Collected data entries:

[BEGIN]

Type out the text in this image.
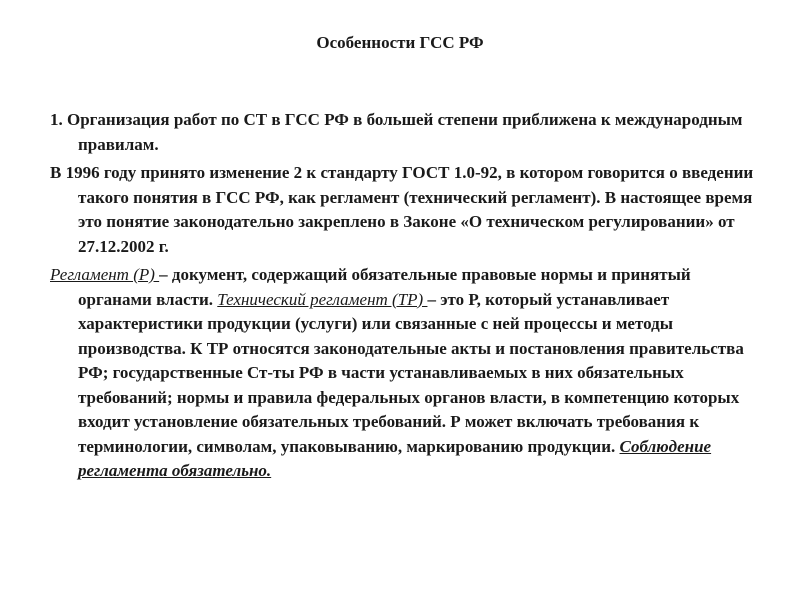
Особенности ГСС РФ

1. Организация работ по СТ в ГСС РФ в большей степени приближена к международным правилам.

В 1996 году принято изменение 2 к стандарту ГОСТ 1.0-92, в котором говорится о введении такого понятия в ГСС РФ, как регламент (технический регламент). В настоящее время это понятие законодательно закреплено в Законе «О техническом регулировании» от 27.12.2002 г.

Регламент (Р) – документ, содержащий обязательные правовые нормы и принятый органами власти. Технический регламент (ТР) – это Р, который устанавливает характеристики продукции (услуги) или связанные с ней процессы и методы производства. К ТР относятся законодательные акты и постановления правительства РФ; государственные Ст-ты РФ в части устанавливаемых в них обязательных требований; нормы и правила федеральных органов власти, в компетенцию которых входит установление обязательных требований. Р может включать требования к терминологии, символам, упаковыванию, маркированию продукции. Соблюдение регламента обязательно.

[END]

EXERCISE TASK: Reproduce the full listing above verbatim, with no pictures included.

TASK ANSWER:
Type out the text in this image.
Особенности ГСС РФ

1. Организация работ по СТ в ГСС РФ в большей степени приближена к международным правилам.

В 1996 году принято изменение 2 к стандарту ГОСТ 1.0-92, в котором говорится о введении такого понятия в ГСС РФ, как регламент (технический регламент). В настоящее время это понятие законодательно закреплено в Законе «О техническом регулировании» от 27.12.2002 г.

Регламент (Р) – документ, содержащий обязательные правовые нормы и принятый органами власти. Технический регламент (ТР) – это Р, который устанавливает характеристики продукции (услуги) или связанные с ней процессы и методы производства. К ТР относятся законодательные акты и постановления правительства РФ; государственные Ст-ты РФ в части устанавливаемых в них обязательных требований; нормы и правила федеральных органов власти, в компетенцию которых входит установление обязательных требований. Р может включать требования к терминологии, символам, упаковыванию, маркированию продукции. Соблюдение регламента обязательно.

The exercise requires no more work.